• What the exercise asks: Retype, word for word, the line containing "Read out every word on this page." and every line after it to the end. Skip pictures.

• Provided entries:
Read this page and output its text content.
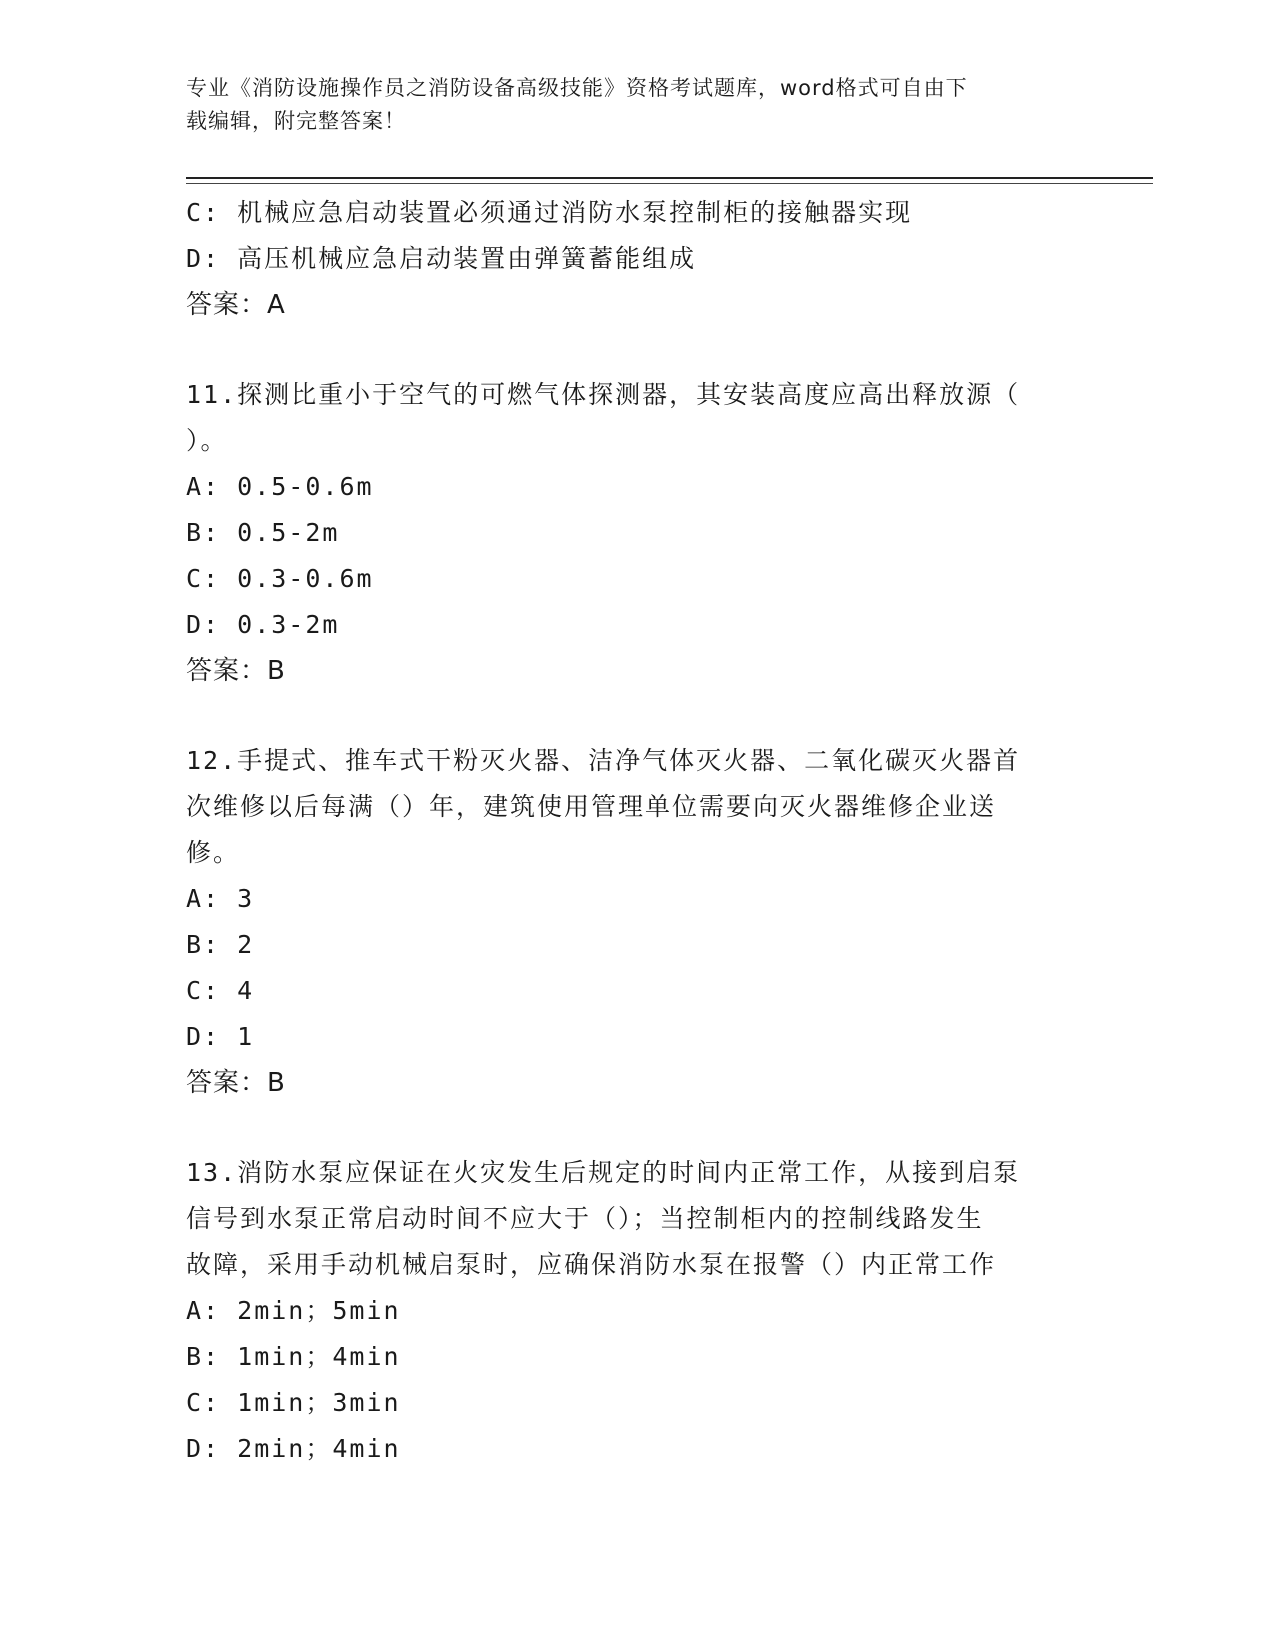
专业《消防设施操作员之消防设备高级技能》资格考试题库，word格式可自由下
载编辑，附完整答案！
C: 机械应急启动装置必须通过消防水泵控制柜的接触器实现
D: 高压机械应急启动装置由弹簧蓄能组成
答案：A
11.探测比重小于空气的可燃气体探测器，其安装高度应高出释放源（
）。
A: 0.5-0.6m
B: 0.5-2m
C: 0.3-0.6m
D: 0.3-2m
答案：B
12.手提式、推车式干粉灭火器、洁净气体灭火器、二氧化碳灭火器首
次维修以后每满（）年，建筑使用管理单位需要向灭火器维修企业送
修。
A: 3
B: 2
C: 4
D: 1
答案：B
13.消防水泵应保证在火灾发生后规定的时间内正常工作，从接到启泵
信号到水泵正常启动时间不应大于（）；当控制柜内的控制线路发生
故障，采用手动机械启泵时，应确保消防水泵在报警（）内正常工作
A: 2min；5min
B: 1min；4min
C: 1min；3min
D: 2min；4min
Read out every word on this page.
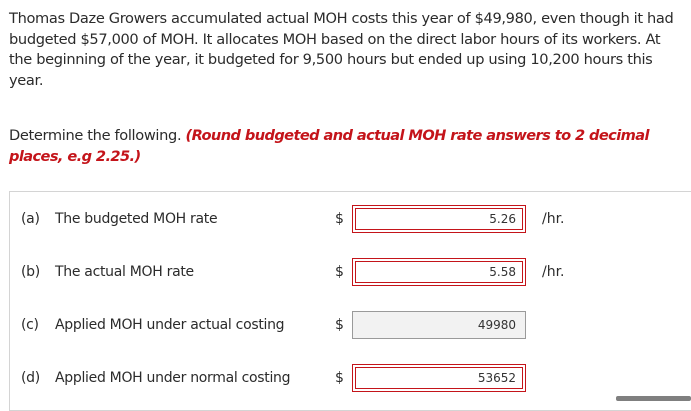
Thomas Daze Growers accumulated actual MOH costs this year of $49,980, even though it had budgeted $57,000 of MOH. It allocates MOH based on the direct labor hours of its workers. At the beginning of the year, it budgeted for 9,500 hours but ended up using 10,200 hours this year.

Determine the following. (Round budgeted and actual MOH rate answers to 2 decimal places, e.g 2.25.)

(a) The budgeted MOH rate	$	5.26	/hr.
(b) The actual MOH rate	$	5.58	/hr.
(c) Applied MOH under actual costing	$	49980
(d) Applied MOH under normal costing	$	53652
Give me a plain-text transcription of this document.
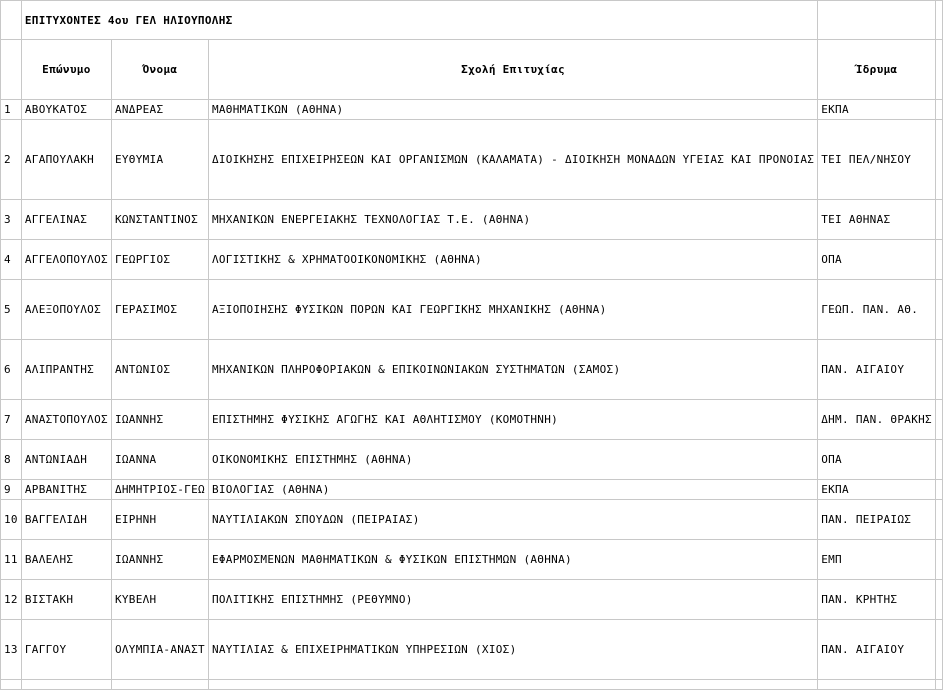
	ΕΠΙΤΥΧΟΝΤΕΣ 4ου ΓΕΛ ΗΛΙΟΥΠΟΛΗΣ				
	Επώνυμο	Όνομα	Σχολή Επιτυχίας	Ίδρυμα	
1	ΑΒΟΥΚΑΤΟΣ	ΑΝΔΡΕΑΣ	ΜΑΘΗΜΑΤΙΚΩΝ (ΑΘΗΝΑ)	ΕΚΠΑ	
2	ΑΓΑΠΟΥΛΑΚΗ	ΕΥΘΥΜΙΑ	ΔΙΟΙΚΗΣΗΣ ΕΠΙΧΕΙΡΗΣΕΩΝ ΚΑΙ ΟΡΓΑΝΙΣΜΩΝ (ΚΑΛΑΜΑΤΑ) - ΔΙΟΙΚΗΣΗ ΜΟΝΑΔΩΝ ΥΓΕΙΑΣ ΚΑΙ ΠΡΟΝΟΙΑΣ	ΤΕΙ ΠΕΛ/ΝΗΣΟΥ	
3	ΑΓΓΕΛΙΝΑΣ	ΚΩΝΣΤΑΝΤΙΝΟΣ	ΜΗΧΑΝΙΚΩΝ ΕΝΕΡΓΕΙΑΚΗΣ ΤΕΧΝΟΛΟΓΙΑΣ Τ.Ε. (ΑΘΗΝΑ)	ΤΕΙ ΑΘΗΝΑΣ	
4	ΑΓΓΕΛΟΠΟΥΛΟΣ	ΓΕΩΡΓΙΟΣ	ΛΟΓΙΣΤΙΚΗΣ & ΧΡΗΜΑΤΟΟΙΚΟΝΟΜΙΚΗΣ (ΑΘΗΝΑ)	ΟΠΑ	
5	ΑΛΕΞΟΠΟΥΛΟΣ	ΓΕΡΑΣΙΜΟΣ	ΑΞΙΟΠΟΙΗΣΗΣ ΦΥΣΙΚΩΝ ΠΟΡΩΝ ΚΑΙ ΓΕΩΡΓΙΚΗΣ ΜΗΧΑΝΙΚΗΣ (ΑΘΗΝΑ)	ΓΕΩΠ. ΠΑΝ. ΑΘ.	
6	ΑΛΙΠΡΑΝΤΗΣ	ΑΝΤΩΝΙΟΣ	ΜΗΧΑΝΙΚΩΝ ΠΛΗΡΟΦΟΡΙΑΚΩΝ & ΕΠΙΚΟΙΝΩΝΙΑΚΩΝ ΣΥΣΤΗΜΑΤΩΝ (ΣΑΜΟΣ)	ΠΑΝ. ΑΙΓΑΙΟΥ	
7	ΑΝΑΣΤΟΠΟΥΛΟΣ	ΙΩΑΝΝΗΣ	ΕΠΙΣΤΗΜΗΣ ΦΥΣΙΚΗΣ ΑΓΩΓΗΣ ΚΑΙ ΑΘΛΗΤΙΣΜΟΥ (ΚΟΜΟΤΗΝΗ)	ΔΗΜ. ΠΑΝ. ΘΡΑΚΗΣ	
8	ΑΝΤΩΝΙΑΔΗ	ΙΩΑΝΝΑ	ΟΙΚΟΝΟΜΙΚΗΣ ΕΠΙΣΤΗΜΗΣ (ΑΘΗΝΑ)	ΟΠΑ	
9	ΑΡΒΑΝΙΤΗΣ	ΔΗΜΗΤΡΙΟΣ-ΓΕΩ	ΒΙΟΛΟΓΙΑΣ (ΑΘΗΝΑ)	ΕΚΠΑ	
10	ΒΑΓΓΕΛΙΔΗ	ΕΙΡΗΝΗ	ΝΑΥΤΙΛΙΑΚΩΝ ΣΠΟΥΔΩΝ (ΠΕΙΡΑΙΑΣ)	ΠΑΝ. ΠΕΙΡΑΙΩΣ	
11	ΒΑΛΕΛΗΣ	ΙΩΑΝΝΗΣ	ΕΦΑΡΜΟΣΜΕΝΩΝ ΜΑΘΗΜΑΤΙΚΩΝ & ΦΥΣΙΚΩΝ ΕΠΙΣΤΗΜΩΝ (ΑΘΗΝΑ)	ΕΜΠ	
12	ΒΙΣΤΑΚΗ	ΚΥΒΕΛΗ	ΠΟΛΙΤΙΚΗΣ ΕΠΙΣΤΗΜΗΣ (ΡΕΘΥΜΝΟ)	ΠΑΝ. ΚΡΗΤΗΣ	
13	ΓΑΓΓΟΥ	ΟΛΥΜΠΙΑ-ΑΝΑΣΤ	ΝΑΥΤΙΛΙΑΣ & ΕΠΙΧΕΙΡΗΜΑΤΙΚΩΝ ΥΠΗΡΕΣΙΩΝ (ΧΙΟΣ)	ΠΑΝ. ΑΙΓΑΙΟΥ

• Exercise output:
Read out every word on this page.
Thomas Daze Growers accumulated actual MOH costs this year of $49,980, even though it had budgeted $57,000 of MOH. It allocates MOH based on the direct labor hours of its workers. At the beginning of the year, it budgeted for 9,500 hours but ended up using 10,200 hours this year.

Determine the following. (Round budgeted and actual MOH rate answers to 2 decimal places, e.g 2.25.)

(a) The budgeted MOH rate	$	5.26	/hr.
(b) The actual MOH rate	$	5.58	/hr.
(c) Applied MOH under actual costing	$	49980
(d) Applied MOH under normal costing	$	53652
Give me a plain-text transcription of this document.
	ΕΠΙΤΥΧΟΝΤΕΣ 4ου ΓΕΛ ΗΛΙΟΥΠΟΛΗΣ				
	Επώνυμο	Όνομα	Σχολή Επιτυχίας	Ίδρυμα	
1	ΑΒΟΥΚΑΤΟΣ	ΑΝΔΡΕΑΣ	ΜΑΘΗΜΑΤΙΚΩΝ (ΑΘΗΝΑ)	ΕΚΠΑ	
2	ΑΓΑΠΟΥΛΑΚΗ	ΕΥΘΥΜΙΑ	ΔΙΟΙΚΗΣΗΣ ΕΠΙΧΕΙΡΗΣΕΩΝ ΚΑΙ ΟΡΓΑΝΙΣΜΩΝ (ΚΑΛΑΜΑΤΑ) - ΔΙΟΙΚΗΣΗ ΜΟΝΑΔΩΝ ΥΓΕΙΑΣ ΚΑΙ ΠΡΟΝΟΙΑΣ	ΤΕΙ ΠΕΛ/ΝΗΣΟΥ	
3	ΑΓΓΕΛΙΝΑΣ	ΚΩΝΣΤΑΝΤΙΝΟΣ	ΜΗΧΑΝΙΚΩΝ ΕΝΕΡΓΕΙΑΚΗΣ ΤΕΧΝΟΛΟΓΙΑΣ Τ.Ε. (ΑΘΗΝΑ)	ΤΕΙ ΑΘΗΝΑΣ	
4	ΑΓΓΕΛΟΠΟΥΛΟΣ	ΓΕΩΡΓΙΟΣ	ΛΟΓΙΣΤΙΚΗΣ & ΧΡΗΜΑΤΟΟΙΚΟΝΟΜΙΚΗΣ (ΑΘΗΝΑ)	ΟΠΑ	
5	ΑΛΕΞΟΠΟΥΛΟΣ	ΓΕΡΑΣΙΜΟΣ	ΑΞΙΟΠΟΙΗΣΗΣ ΦΥΣΙΚΩΝ ΠΟΡΩΝ ΚΑΙ ΓΕΩΡΓΙΚΗΣ ΜΗΧΑΝΙΚΗΣ (ΑΘΗΝΑ)	ΓΕΩΠ. ΠΑΝ. ΑΘ.	
6	ΑΛΙΠΡΑΝΤΗΣ	ΑΝΤΩΝΙΟΣ	ΜΗΧΑΝΙΚΩΝ ΠΛΗΡΟΦΟΡΙΑΚΩΝ & ΕΠΙΚΟΙΝΩΝΙΑΚΩΝ ΣΥΣΤΗΜΑΤΩΝ (ΣΑΜΟΣ)	ΠΑΝ. ΑΙΓΑΙΟΥ	
7	ΑΝΑΣΤΟΠΟΥΛΟΣ	ΙΩΑΝΝΗΣ	ΕΠΙΣΤΗΜΗΣ ΦΥΣΙΚΗΣ ΑΓΩΓΗΣ ΚΑΙ ΑΘΛΗΤΙΣΜΟΥ (ΚΟΜΟΤΗΝΗ)	ΔΗΜ. ΠΑΝ. ΘΡΑΚΗΣ	
8	ΑΝΤΩΝΙΑΔΗ	ΙΩΑΝΝΑ	ΟΙΚΟΝΟΜΙΚΗΣ ΕΠΙΣΤΗΜΗΣ (ΑΘΗΝΑ)	ΟΠΑ	
9	ΑΡΒΑΝΙΤΗΣ	ΔΗΜΗΤΡΙΟΣ-ΓΕΩ	ΒΙΟΛΟΓΙΑΣ (ΑΘΗΝΑ)	ΕΚΠΑ	
10	ΒΑΓΓΕΛΙΔΗ	ΕΙΡΗΝΗ	ΝΑΥΤΙΛΙΑΚΩΝ ΣΠΟΥΔΩΝ (ΠΕΙΡΑΙΑΣ)	ΠΑΝ. ΠΕΙΡΑΙΩΣ	
11	ΒΑΛΕΛΗΣ	ΙΩΑΝΝΗΣ	ΕΦΑΡΜΟΣΜΕΝΩΝ ΜΑΘΗΜΑΤΙΚΩΝ & ΦΥΣΙΚΩΝ ΕΠΙΣΤΗΜΩΝ (ΑΘΗΝΑ)	ΕΜΠ	
12	ΒΙΣΤΑΚΗ	ΚΥΒΕΛΗ	ΠΟΛΙΤΙΚΗΣ ΕΠΙΣΤΗΜΗΣ (ΡΕΘΥΜΝΟ)	ΠΑΝ. ΚΡΗΤΗΣ	
13	ΓΑΓΓΟΥ	ΟΛΥΜΠΙΑ-ΑΝΑΣΤ	ΝΑΥΤΙΛΙΑΣ & ΕΠΙΧΕΙΡΗΜΑΤΙΚΩΝ ΥΠΗΡΕΣΙΩΝ (ΧΙΟΣ)	ΠΑΝ. ΑΙΓΑΙΟΥ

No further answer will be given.